• _Task details_: All of the entries must be reproduced exactly, with no images carried over.

Recorded data
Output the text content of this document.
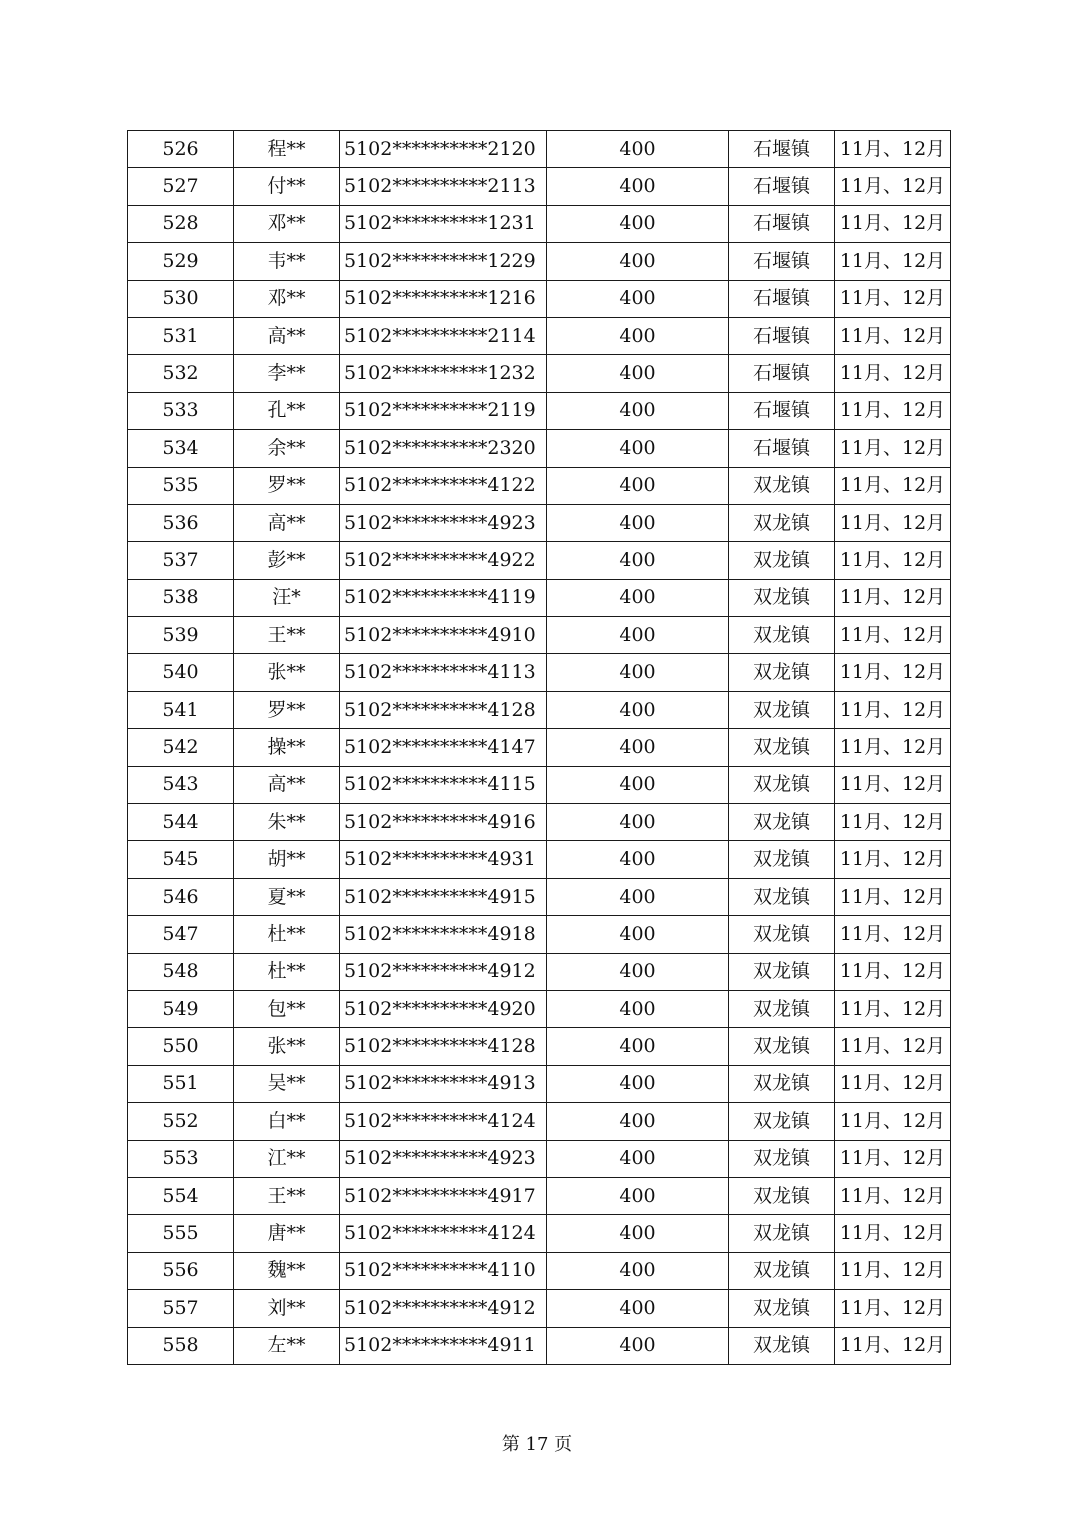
526	程**	5102**********2120	400	石堰镇	11月、12月
527	付**	5102**********2113	400	石堰镇	11月、12月
528	邓**	5102**********1231	400	石堰镇	11月、12月
529	韦**	5102**********1229	400	石堰镇	11月、12月
530	邓**	5102**********1216	400	石堰镇	11月、12月
531	高**	5102**********2114	400	石堰镇	11月、12月
532	李**	5102**********1232	400	石堰镇	11月、12月
533	孔**	5102**********2119	400	石堰镇	11月、12月
534	余**	5102**********2320	400	石堰镇	11月、12月
535	罗**	5102**********4122	400	双龙镇	11月、12月
536	高**	5102**********4923	400	双龙镇	11月、12月
537	彭**	5102**********4922	400	双龙镇	11月、12月
538	汪*	5102**********4119	400	双龙镇	11月、12月
539	王**	5102**********4910	400	双龙镇	11月、12月
540	张**	5102**********4113	400	双龙镇	11月、12月
541	罗**	5102**********4128	400	双龙镇	11月、12月
542	操**	5102**********4147	400	双龙镇	11月、12月
543	高**	5102**********4115	400	双龙镇	11月、12月
544	朱**	5102**********4916	400	双龙镇	11月、12月
545	胡**	5102**********4931	400	双龙镇	11月、12月
546	夏**	5102**********4915	400	双龙镇	11月、12月
547	杜**	5102**********4918	400	双龙镇	11月、12月
548	杜**	5102**********4912	400	双龙镇	11月、12月
549	包**	5102**********4920	400	双龙镇	11月、12月
550	张**	5102**********4128	400	双龙镇	11月、12月
551	吴**	5102**********4913	400	双龙镇	11月、12月
552	白**	5102**********4124	400	双龙镇	11月、12月
553	江**	5102**********4923	400	双龙镇	11月、12月
554	王**	5102**********4917	400	双龙镇	11月、12月
555	唐**	5102**********4124	400	双龙镇	11月、12月
556	魏**	5102**********4110	400	双龙镇	11月、12月
557	刘**	5102**********4912	400	双龙镇	11月、12月
558	左**	5102**********4911	400	双龙镇	11月、12月
第 17 页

• _Expected output_:
Output the text content of this document.
526	程**	5102**********2120	400	石堰镇	11月、12月
527	付**	5102**********2113	400	石堰镇	11月、12月
528	邓**	5102**********1231	400	石堰镇	11月、12月
529	韦**	5102**********1229	400	石堰镇	11月、12月
530	邓**	5102**********1216	400	石堰镇	11月、12月
531	高**	5102**********2114	400	石堰镇	11月、12月
532	李**	5102**********1232	400	石堰镇	11月、12月
533	孔**	5102**********2119	400	石堰镇	11月、12月
534	余**	5102**********2320	400	石堰镇	11月、12月
535	罗**	5102**********4122	400	双龙镇	11月、12月
536	高**	5102**********4923	400	双龙镇	11月、12月
537	彭**	5102**********4922	400	双龙镇	11月、12月
538	汪*	5102**********4119	400	双龙镇	11月、12月
539	王**	5102**********4910	400	双龙镇	11月、12月
540	张**	5102**********4113	400	双龙镇	11月、12月
541	罗**	5102**********4128	400	双龙镇	11月、12月
542	操**	5102**********4147	400	双龙镇	11月、12月
543	高**	5102**********4115	400	双龙镇	11月、12月
544	朱**	5102**********4916	400	双龙镇	11月、12月
545	胡**	5102**********4931	400	双龙镇	11月、12月
546	夏**	5102**********4915	400	双龙镇	11月、12月
547	杜**	5102**********4918	400	双龙镇	11月、12月
548	杜**	5102**********4912	400	双龙镇	11月、12月
549	包**	5102**********4920	400	双龙镇	11月、12月
550	张**	5102**********4128	400	双龙镇	11月、12月
551	吴**	5102**********4913	400	双龙镇	11月、12月
552	白**	5102**********4124	400	双龙镇	11月、12月
553	江**	5102**********4923	400	双龙镇	11月、12月
554	王**	5102**********4917	400	双龙镇	11月、12月
555	唐**	5102**********4124	400	双龙镇	11月、12月
556	魏**	5102**********4110	400	双龙镇	11月、12月
557	刘**	5102**********4912	400	双龙镇	11月、12月
558	左**	5102**********4911	400	双龙镇	11月、12月
第 17 页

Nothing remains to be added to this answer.